* Start Exercise materials *

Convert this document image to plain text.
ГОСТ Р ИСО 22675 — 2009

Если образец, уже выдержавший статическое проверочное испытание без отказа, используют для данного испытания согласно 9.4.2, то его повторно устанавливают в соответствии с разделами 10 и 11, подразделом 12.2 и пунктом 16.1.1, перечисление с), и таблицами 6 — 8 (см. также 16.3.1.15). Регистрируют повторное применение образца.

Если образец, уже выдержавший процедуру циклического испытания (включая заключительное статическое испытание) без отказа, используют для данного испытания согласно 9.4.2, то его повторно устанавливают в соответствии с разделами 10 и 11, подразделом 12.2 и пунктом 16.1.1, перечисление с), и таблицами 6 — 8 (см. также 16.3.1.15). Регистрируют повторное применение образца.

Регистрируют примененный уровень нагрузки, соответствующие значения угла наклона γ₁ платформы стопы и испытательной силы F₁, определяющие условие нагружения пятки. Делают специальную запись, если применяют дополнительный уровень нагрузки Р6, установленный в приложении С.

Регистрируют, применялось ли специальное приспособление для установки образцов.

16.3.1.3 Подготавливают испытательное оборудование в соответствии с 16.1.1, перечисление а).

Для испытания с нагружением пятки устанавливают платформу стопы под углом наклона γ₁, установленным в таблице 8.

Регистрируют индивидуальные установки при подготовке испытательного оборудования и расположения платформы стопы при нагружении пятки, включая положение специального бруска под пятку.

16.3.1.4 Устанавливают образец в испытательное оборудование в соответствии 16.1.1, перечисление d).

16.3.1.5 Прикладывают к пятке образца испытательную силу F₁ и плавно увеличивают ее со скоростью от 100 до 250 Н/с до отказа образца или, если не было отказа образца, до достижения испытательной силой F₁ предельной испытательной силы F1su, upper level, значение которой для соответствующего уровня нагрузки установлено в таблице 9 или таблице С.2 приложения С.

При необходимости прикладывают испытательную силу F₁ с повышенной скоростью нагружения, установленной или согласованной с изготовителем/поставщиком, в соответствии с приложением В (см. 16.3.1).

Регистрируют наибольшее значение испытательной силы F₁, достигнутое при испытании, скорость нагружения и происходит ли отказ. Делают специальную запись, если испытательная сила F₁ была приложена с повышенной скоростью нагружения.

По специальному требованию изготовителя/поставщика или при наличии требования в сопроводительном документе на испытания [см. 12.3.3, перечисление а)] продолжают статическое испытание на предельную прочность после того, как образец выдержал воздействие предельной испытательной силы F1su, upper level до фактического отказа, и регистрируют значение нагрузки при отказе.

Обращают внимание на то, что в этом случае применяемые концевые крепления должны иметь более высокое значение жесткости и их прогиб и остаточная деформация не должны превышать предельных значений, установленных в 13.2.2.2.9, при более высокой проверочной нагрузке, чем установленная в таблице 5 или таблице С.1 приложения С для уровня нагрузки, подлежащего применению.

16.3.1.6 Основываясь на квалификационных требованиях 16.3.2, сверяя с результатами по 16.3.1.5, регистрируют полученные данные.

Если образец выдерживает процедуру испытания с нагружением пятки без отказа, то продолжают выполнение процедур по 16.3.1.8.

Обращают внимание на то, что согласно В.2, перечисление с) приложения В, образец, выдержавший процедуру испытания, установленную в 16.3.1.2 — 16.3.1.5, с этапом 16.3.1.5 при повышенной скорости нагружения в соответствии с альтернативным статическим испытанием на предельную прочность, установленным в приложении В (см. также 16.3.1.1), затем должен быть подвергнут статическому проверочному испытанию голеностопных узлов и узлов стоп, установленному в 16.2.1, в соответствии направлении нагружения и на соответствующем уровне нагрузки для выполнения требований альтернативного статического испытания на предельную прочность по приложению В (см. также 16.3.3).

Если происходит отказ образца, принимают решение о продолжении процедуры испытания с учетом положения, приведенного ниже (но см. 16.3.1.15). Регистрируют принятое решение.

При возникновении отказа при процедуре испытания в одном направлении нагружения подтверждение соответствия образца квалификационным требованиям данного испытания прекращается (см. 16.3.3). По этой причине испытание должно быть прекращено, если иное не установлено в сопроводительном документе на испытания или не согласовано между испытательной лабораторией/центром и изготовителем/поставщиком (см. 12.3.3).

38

* End Exercise materials *

**Written exercise**.
Copy out the material word for word and line for line.

**Response to the exercise**.
Convert this document image to plain text.
ГОСТ Р ИСО 22675 — 2009

Если образец, уже выдержавший статическое проверочное испытание без отказа, используют для данного испытания согласно 9.4.2, то его повторно устанавливают в соответствии с разделами 10 и 11, подразделом 12.2 и пунктом 16.1.1, перечисление с), и таблицами 6 — 8 (см. также 16.3.1.15). Регистрируют повторное применение образца.

Если образец, уже выдержавший процедуру циклического испытания (включая заключительное статическое испытание) без отказа, используют для данного испытания согласно 9.4.2, то его повторно устанавливают в соответствии с разделами 10 и 11, подразделом 12.2 и пунктом 16.1.1, перечисление с), и таблицами 6 — 8 (см. также 16.3.1.15). Регистрируют повторное применение образца.

Регистрируют примененный уровень нагрузки, соответствующие значения угла наклона γ₁ платформы стопы и испытательной силы F₁, определяющие условие нагружения пятки. Делают специальную запись, если применяют дополнительный уровень нагрузки Р6, установленный в приложении С.

Регистрируют, применялось ли специальное приспособление для установки образцов.

16.3.1.3 Подготавливают испытательное оборудование в соответствии с 16.1.1, перечисление а).

Для испытания с нагружением пятки устанавливают платформу стопы под углом наклона γ₁, установленным в таблице 8.

Регистрируют индивидуальные установки при подготовке испытательного оборудования и расположения платформы стопы при нагружении пятки, включая положение специального бруска под пятку.

16.3.1.4 Устанавливают образец в испытательное оборудование в соответствии 16.1.1, перечисление d).

16.3.1.5 Прикладывают к пятке образца испытательную силу F₁ и плавно увеличивают ее со скоростью от 100 до 250 Н/с до отказа образца или, если не было отказа образца, до достижения испытательной силой F₁ предельной испытательной силы F1su, upper level, значение которой для соответствующего уровня нагрузки установлено в таблице 9 или таблице С.2 приложения С.

При необходимости прикладывают испытательную силу F₁ с повышенной скоростью нагружения, установленной или согласованной с изготовителем/поставщиком, в соответствии с приложением В (см. 16.3.1).

Регистрируют наибольшее значение испытательной силы F₁, достигнутое при испытании, скорость нагружения и происходит ли отказ. Делают специальную запись, если испытательная сила F₁ была приложена с повышенной скоростью нагружения.

По специальному требованию изготовителя/поставщика или при наличии требования в сопроводительном документе на испытания [см. 12.3.3, перечисление а)] продолжают статическое испытание на предельную прочность после того, как образец выдержал воздействие предельной испытательной силы F1su, upper level до фактического отказа, и регистрируют значение нагрузки при отказе.

Обращают внимание на то, что в этом случае применяемые концевые крепления должны иметь более высокое значение жесткости и их прогиб и остаточная деформация не должны превышать предельных значений, установленных в 13.2.2.2.9, при более высокой проверочной нагрузке, чем установленная в таблице 5 или таблице С.1 приложения С для уровня нагрузки, подлежащего применению.

16.3.1.6 Основываясь на квалификационных требованиях 16.3.2, сверяя с результатами по 16.3.1.5, регистрируют полученные данные.

Если образец выдерживает процедуру испытания с нагружением пятки без отказа, то продолжают выполнение процедур по 16.3.1.8.

Обращают внимание на то, что согласно В.2, перечисление с) приложения В, образец, выдержавший процедуру испытания, установленную в 16.3.1.2 — 16.3.1.5, с этапом 16.3.1.5 при повышенной скорости нагружения в соответствии с альтернативным статическим испытанием на предельную прочность, установленным в приложении В (см. также 16.3.1.1), затем должен быть подвергнут статическому проверочному испытанию голеностопных узлов и узлов стоп, установленному в 16.2.1, в соответствии направлении нагружения и на соответствующем уровне нагрузки для выполнения требований альтернативного статического испытания на предельную прочность по приложению В (см. также 16.3.3).

Если происходит отказ образца, принимают решение о продолжении процедуры испытания с учетом положения, приведенного ниже (но см. 16.3.1.15). Регистрируют принятое решение.

При возникновении отказа при процедуре испытания в одном направлении нагружения подтверждение соответствия образца квалификационным требованиям данного испытания прекращается (см. 16.3.3). По этой причине испытание должно быть прекращено, если иное не установлено в сопроводительном документе на испытания или не согласовано между испытательной лабораторией/центром и изготовителем/поставщиком (см. 12.3.3).

38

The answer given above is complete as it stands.